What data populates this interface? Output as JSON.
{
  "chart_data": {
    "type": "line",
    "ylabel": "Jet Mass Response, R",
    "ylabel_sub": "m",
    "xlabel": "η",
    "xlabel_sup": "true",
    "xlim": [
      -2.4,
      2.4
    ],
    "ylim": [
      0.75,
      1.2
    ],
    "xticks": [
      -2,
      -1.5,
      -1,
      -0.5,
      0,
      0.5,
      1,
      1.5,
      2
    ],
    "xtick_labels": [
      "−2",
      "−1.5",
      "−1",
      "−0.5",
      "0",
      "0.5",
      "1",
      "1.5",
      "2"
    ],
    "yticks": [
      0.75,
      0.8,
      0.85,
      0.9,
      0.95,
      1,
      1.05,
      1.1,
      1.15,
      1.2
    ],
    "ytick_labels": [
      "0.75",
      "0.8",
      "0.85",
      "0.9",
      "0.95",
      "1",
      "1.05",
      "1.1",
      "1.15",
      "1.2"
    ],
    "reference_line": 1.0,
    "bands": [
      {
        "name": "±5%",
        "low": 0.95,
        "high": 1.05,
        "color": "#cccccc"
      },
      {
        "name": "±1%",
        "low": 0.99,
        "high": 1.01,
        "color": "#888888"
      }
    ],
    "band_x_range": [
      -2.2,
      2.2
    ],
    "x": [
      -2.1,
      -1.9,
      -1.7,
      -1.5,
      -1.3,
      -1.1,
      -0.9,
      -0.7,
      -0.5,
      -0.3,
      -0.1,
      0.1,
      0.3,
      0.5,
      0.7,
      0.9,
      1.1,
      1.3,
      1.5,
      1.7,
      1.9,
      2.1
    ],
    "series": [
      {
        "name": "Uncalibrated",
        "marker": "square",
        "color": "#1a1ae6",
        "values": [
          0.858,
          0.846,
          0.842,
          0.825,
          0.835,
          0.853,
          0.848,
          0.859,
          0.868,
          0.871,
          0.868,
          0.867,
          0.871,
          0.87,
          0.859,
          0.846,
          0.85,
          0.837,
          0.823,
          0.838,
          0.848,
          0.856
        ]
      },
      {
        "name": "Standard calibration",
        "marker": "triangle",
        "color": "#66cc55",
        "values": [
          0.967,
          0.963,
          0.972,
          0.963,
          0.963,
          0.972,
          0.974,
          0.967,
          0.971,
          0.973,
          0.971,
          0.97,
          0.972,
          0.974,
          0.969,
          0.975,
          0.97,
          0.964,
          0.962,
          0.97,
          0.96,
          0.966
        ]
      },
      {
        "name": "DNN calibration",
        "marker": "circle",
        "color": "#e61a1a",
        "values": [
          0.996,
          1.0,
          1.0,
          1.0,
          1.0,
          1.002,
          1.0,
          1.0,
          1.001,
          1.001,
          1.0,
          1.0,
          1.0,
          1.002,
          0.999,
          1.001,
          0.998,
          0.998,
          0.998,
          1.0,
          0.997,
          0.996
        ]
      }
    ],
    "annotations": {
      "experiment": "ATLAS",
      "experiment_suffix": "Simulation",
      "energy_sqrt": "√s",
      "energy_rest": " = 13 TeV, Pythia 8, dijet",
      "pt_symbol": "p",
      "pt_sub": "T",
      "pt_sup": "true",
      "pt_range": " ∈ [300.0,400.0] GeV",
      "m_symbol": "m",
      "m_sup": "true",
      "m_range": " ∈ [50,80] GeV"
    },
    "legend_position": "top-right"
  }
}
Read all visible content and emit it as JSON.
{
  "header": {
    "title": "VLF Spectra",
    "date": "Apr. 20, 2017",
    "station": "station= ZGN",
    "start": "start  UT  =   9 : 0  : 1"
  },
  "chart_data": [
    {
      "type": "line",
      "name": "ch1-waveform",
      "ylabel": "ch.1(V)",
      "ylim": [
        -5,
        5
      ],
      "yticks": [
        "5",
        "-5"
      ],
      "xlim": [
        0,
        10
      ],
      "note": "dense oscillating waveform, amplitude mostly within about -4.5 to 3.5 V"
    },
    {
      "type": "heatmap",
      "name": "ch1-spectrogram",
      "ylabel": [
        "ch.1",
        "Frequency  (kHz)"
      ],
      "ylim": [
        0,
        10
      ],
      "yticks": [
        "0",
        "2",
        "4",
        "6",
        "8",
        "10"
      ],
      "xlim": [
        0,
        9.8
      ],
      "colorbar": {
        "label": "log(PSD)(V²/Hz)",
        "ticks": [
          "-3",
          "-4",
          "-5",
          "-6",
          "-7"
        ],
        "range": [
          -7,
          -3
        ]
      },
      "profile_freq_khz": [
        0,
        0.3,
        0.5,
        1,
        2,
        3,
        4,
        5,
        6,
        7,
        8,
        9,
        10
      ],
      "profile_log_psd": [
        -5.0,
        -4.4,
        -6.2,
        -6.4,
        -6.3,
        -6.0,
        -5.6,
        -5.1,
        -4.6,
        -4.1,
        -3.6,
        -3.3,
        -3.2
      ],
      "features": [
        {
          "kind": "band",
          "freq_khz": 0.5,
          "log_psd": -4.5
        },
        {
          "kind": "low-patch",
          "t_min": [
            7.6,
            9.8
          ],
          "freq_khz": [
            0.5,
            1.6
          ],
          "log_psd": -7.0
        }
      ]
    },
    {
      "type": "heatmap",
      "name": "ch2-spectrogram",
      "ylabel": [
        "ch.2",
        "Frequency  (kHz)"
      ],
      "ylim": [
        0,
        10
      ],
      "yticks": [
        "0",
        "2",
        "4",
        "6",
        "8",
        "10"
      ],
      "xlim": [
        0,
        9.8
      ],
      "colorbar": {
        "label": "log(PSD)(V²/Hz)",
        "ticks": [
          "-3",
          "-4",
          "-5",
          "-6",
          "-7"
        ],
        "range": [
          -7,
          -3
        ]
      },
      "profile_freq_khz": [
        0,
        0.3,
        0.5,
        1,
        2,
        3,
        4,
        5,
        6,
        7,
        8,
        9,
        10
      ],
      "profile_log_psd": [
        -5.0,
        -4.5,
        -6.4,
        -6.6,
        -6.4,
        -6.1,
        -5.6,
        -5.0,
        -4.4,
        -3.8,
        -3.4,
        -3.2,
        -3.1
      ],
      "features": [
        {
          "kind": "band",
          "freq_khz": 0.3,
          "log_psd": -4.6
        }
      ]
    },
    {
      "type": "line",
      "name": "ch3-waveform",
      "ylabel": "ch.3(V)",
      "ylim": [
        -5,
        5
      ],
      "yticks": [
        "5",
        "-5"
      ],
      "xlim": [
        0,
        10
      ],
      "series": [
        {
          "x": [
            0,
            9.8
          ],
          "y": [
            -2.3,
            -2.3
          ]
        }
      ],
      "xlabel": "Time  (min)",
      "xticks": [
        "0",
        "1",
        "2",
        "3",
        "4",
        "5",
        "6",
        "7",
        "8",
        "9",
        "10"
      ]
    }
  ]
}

▶ [What is asked]
Please reproduce each record precisely as written.

▶ [Worked solution]
What data populates this interface? Output as JSON.
{
  "chart_data": {
    "type": "line",
    "ylabel": "Jet Mass Response, R",
    "ylabel_sub": "m",
    "xlabel": "η",
    "xlabel_sup": "true",
    "xlim": [
      -2.4,
      2.4
    ],
    "ylim": [
      0.75,
      1.2
    ],
    "xticks": [
      -2,
      -1.5,
      -1,
      -0.5,
      0,
      0.5,
      1,
      1.5,
      2
    ],
    "xtick_labels": [
      "−2",
      "−1.5",
      "−1",
      "−0.5",
      "0",
      "0.5",
      "1",
      "1.5",
      "2"
    ],
    "yticks": [
      0.75,
      0.8,
      0.85,
      0.9,
      0.95,
      1,
      1.05,
      1.1,
      1.15,
      1.2
    ],
    "ytick_labels": [
      "0.75",
      "0.8",
      "0.85",
      "0.9",
      "0.95",
      "1",
      "1.05",
      "1.1",
      "1.15",
      "1.2"
    ],
    "reference_line": 1.0,
    "bands": [
      {
        "name": "±5%",
        "low": 0.95,
        "high": 1.05,
        "color": "#cccccc"
      },
      {
        "name": "±1%",
        "low": 0.99,
        "high": 1.01,
        "color": "#888888"
      }
    ],
    "band_x_range": [
      -2.2,
      2.2
    ],
    "x": [
      -2.1,
      -1.9,
      -1.7,
      -1.5,
      -1.3,
      -1.1,
      -0.9,
      -0.7,
      -0.5,
      -0.3,
      -0.1,
      0.1,
      0.3,
      0.5,
      0.7,
      0.9,
      1.1,
      1.3,
      1.5,
      1.7,
      1.9,
      2.1
    ],
    "series": [
      {
        "name": "Uncalibrated",
        "marker": "square",
        "color": "#1a1ae6",
        "values": [
          0.858,
          0.846,
          0.842,
          0.825,
          0.835,
          0.853,
          0.848,
          0.859,
          0.868,
          0.871,
          0.868,
          0.867,
          0.871,
          0.87,
          0.859,
          0.846,
          0.85,
          0.837,
          0.823,
          0.838,
          0.848,
          0.856
        ]
      },
      {
        "name": "Standard calibration",
        "marker": "triangle",
        "color": "#66cc55",
        "values": [
          0.967,
          0.963,
          0.972,
          0.963,
          0.963,
          0.972,
          0.974,
          0.967,
          0.971,
          0.973,
          0.971,
          0.97,
          0.972,
          0.974,
          0.969,
          0.975,
          0.97,
          0.964,
          0.962,
          0.97,
          0.96,
          0.966
        ]
      },
      {
        "name": "DNN calibration",
        "marker": "circle",
        "color": "#e61a1a",
        "values": [
          0.996,
          1.0,
          1.0,
          1.0,
          1.0,
          1.002,
          1.0,
          1.0,
          1.001,
          1.001,
          1.0,
          1.0,
          1.0,
          1.002,
          0.999,
          1.001,
          0.998,
          0.998,
          0.998,
          1.0,
          0.997,
          0.996
        ]
      }
    ],
    "annotations": {
      "experiment": "ATLAS",
      "experiment_suffix": "Simulation",
      "energy_sqrt": "√s",
      "energy_rest": " = 13 TeV, Pythia 8, dijet",
      "pt_symbol": "p",
      "pt_sub": "T",
      "pt_sup": "true",
      "pt_range": " ∈ [300.0,400.0] GeV",
      "m_symbol": "m",
      "m_sup": "true",
      "m_range": " ∈ [50,80] GeV"
    },
    "legend_position": "top-right"
  }
}
Read all visible content and emit it as JSON.
{
  "header": {
    "title": "VLF Spectra",
    "date": "Apr. 20, 2017",
    "station": "station= ZGN",
    "start": "start  UT  =   9 : 0  : 1"
  },
  "chart_data": [
    {
      "type": "line",
      "name": "ch1-waveform",
      "ylabel": "ch.1(V)",
      "ylim": [
        -5,
        5
      ],
      "yticks": [
        "5",
        "-5"
      ],
      "xlim": [
        0,
        10
      ],
      "note": "dense oscillating waveform, amplitude mostly within about -4.5 to 3.5 V"
    },
    {
      "type": "heatmap",
      "name": "ch1-spectrogram",
      "ylabel": [
        "ch.1",
        "Frequency  (kHz)"
      ],
      "ylim": [
        0,
        10
      ],
      "yticks": [
        "0",
        "2",
        "4",
        "6",
        "8",
        "10"
      ],
      "xlim": [
        0,
        9.8
      ],
      "colorbar": {
        "label": "log(PSD)(V²/Hz)",
        "ticks": [
          "-3",
          "-4",
          "-5",
          "-6",
          "-7"
        ],
        "range": [
          -7,
          -3
        ]
      },
      "profile_freq_khz": [
        0,
        0.3,
        0.5,
        1,
        2,
        3,
        4,
        5,
        6,
        7,
        8,
        9,
        10
      ],
      "profile_log_psd": [
        -5.0,
        -4.4,
        -6.2,
        -6.4,
        -6.3,
        -6.0,
        -5.6,
        -5.1,
        -4.6,
        -4.1,
        -3.6,
        -3.3,
        -3.2
      ],
      "features": [
        {
          "kind": "band",
          "freq_khz": 0.5,
          "log_psd": -4.5
        },
        {
          "kind": "low-patch",
          "t_min": [
            7.6,
            9.8
          ],
          "freq_khz": [
            0.5,
            1.6
          ],
          "log_psd": -7.0
        }
      ]
    },
    {
      "type": "heatmap",
      "name": "ch2-spectrogram",
      "ylabel": [
        "ch.2",
        "Frequency  (kHz)"
      ],
      "ylim": [
        0,
        10
      ],
      "yticks": [
        "0",
        "2",
        "4",
        "6",
        "8",
        "10"
      ],
      "xlim": [
        0,
        9.8
      ],
      "colorbar": {
        "label": "log(PSD)(V²/Hz)",
        "ticks": [
          "-3",
          "-4",
          "-5",
          "-6",
          "-7"
        ],
        "range": [
          -7,
          -3
        ]
      },
      "profile_freq_khz": [
        0,
        0.3,
        0.5,
        1,
        2,
        3,
        4,
        5,
        6,
        7,
        8,
        9,
        10
      ],
      "profile_log_psd": [
        -5.0,
        -4.5,
        -6.4,
        -6.6,
        -6.4,
        -6.1,
        -5.6,
        -5.0,
        -4.4,
        -3.8,
        -3.4,
        -3.2,
        -3.1
      ],
      "features": [
        {
          "kind": "band",
          "freq_khz": 0.3,
          "log_psd": -4.6
        }
      ]
    },
    {
      "type": "line",
      "name": "ch3-waveform",
      "ylabel": "ch.3(V)",
      "ylim": [
        -5,
        5
      ],
      "yticks": [
        "5",
        "-5"
      ],
      "xlim": [
        0,
        10
      ],
      "series": [
        {
          "x": [
            0,
            9.8
          ],
          "y": [
            -2.3,
            -2.3
          ]
        }
      ],
      "xlabel": "Time  (min)",
      "xticks": [
        "0",
        "1",
        "2",
        "3",
        "4",
        "5",
        "6",
        "7",
        "8",
        "9",
        "10"
      ]
    }
  ]
}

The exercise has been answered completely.